= GOAL OF THE EXERCISE =
Word for word, restate every line of the listing that follows.
####################
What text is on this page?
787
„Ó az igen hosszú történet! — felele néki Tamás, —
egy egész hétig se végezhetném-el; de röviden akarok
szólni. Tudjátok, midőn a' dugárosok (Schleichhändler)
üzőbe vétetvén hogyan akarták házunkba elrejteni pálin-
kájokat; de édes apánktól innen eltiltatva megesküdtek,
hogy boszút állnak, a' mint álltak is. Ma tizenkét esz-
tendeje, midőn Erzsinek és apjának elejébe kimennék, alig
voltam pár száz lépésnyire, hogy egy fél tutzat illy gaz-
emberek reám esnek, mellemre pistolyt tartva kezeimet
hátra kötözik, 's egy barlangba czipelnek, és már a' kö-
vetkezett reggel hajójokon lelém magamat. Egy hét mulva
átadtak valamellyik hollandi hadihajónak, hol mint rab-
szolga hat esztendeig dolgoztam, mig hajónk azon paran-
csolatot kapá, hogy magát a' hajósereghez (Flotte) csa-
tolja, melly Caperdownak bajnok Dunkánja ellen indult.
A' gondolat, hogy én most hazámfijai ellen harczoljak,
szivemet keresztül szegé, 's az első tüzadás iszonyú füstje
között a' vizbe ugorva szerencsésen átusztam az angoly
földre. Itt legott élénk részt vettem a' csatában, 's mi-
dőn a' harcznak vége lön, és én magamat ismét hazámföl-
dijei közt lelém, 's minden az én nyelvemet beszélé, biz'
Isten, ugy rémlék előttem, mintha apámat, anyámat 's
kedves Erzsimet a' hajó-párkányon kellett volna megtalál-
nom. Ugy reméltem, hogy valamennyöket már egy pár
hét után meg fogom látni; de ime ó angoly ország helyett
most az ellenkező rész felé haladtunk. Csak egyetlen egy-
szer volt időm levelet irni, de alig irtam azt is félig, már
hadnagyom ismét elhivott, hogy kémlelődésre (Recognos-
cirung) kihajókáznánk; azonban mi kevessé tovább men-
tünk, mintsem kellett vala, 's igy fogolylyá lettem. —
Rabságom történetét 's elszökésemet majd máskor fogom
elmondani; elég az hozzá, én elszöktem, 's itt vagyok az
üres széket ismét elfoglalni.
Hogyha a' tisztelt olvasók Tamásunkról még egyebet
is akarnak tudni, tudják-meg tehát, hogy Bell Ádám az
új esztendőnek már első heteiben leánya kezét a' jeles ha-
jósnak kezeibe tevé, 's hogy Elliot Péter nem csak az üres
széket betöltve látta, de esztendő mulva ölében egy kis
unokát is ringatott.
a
####################
= SOLUTION =
What text is on this page?
787
„Ó az igen hosszú történet! — felele néki Tamás, —
egy egész hétig se végezhetném-el; de röviden akarok
szólni. Tudjátok, midőn a' dugárosok (Schleichhändler)
üzőbe vétetvén hogyan akarták házunkba elrejteni pálin-
kájokat; de édes apánktól innen eltiltatva megesküdtek,
hogy boszút állnak, a' mint álltak is. Ma tizenkét esz-
tendeje, midőn Erzsinek és apjának elejébe kimennék, alig
voltam pár száz lépésnyire, hogy egy fél tutzat illy gaz-
emberek reám esnek, mellemre pistolyt tartva kezeimet
hátra kötözik, 's egy barlangba czipelnek, és már a' kö-
vetkezett reggel hajójokon lelém magamat. Egy hét mulva
átadtak valamellyik hollandi hadihajónak, hol mint rab-
szolga hat esztendeig dolgoztam, mig hajónk azon paran-
csolatot kapá, hogy magát a' hajósereghez (Flotte) csa-
tolja, melly Caperdownak bajnok Dunkánja ellen indult.
A' gondolat, hogy én most hazámfijai ellen harczoljak,
szivemet keresztül szegé, 's az első tüzadás iszonyú füstje
között a' vizbe ugorva szerencsésen átusztam az angoly
földre. Itt legott élénk részt vettem a' csatában, 's mi-
dőn a' harcznak vége lön, és én magamat ismét hazámföl-
dijei közt lelém, 's minden az én nyelvemet beszélé, biz'
Isten, ugy rémlék előttem, mintha apámat, anyámat 's
kedves Erzsimet a' hajó-párkányon kellett volna megtalál-
nom. Ugy reméltem, hogy valamennyöket már egy pár
hét után meg fogom látni; de ime ó angoly ország helyett
most az ellenkező rész felé haladtunk. Csak egyetlen egy-
szer volt időm levelet irni, de alig irtam azt is félig, már
hadnagyom ismét elhivott, hogy kémlelődésre (Recognos-
cirung) kihajókáznánk; azonban mi kevessé tovább men-
tünk, mintsem kellett vala, 's igy fogolylyá lettem. —
Rabságom történetét 's elszökésemet majd máskor fogom
elmondani; elég az hozzá, én elszöktem, 's itt vagyok az
üres széket ismét elfoglalni.
Hogyha a' tisztelt olvasók Tamásunkról még egyebet
is akarnak tudni, tudják-meg tehát, hogy Bell Ádám az
új esztendőnek már első heteiben leánya kezét a' jeles ha-
jósnak kezeibe tevé, 's hogy Elliot Péter nem csak az üres
széket betöltve látta, de esztendő mulva ölében egy kis
unokát is ringatott.
a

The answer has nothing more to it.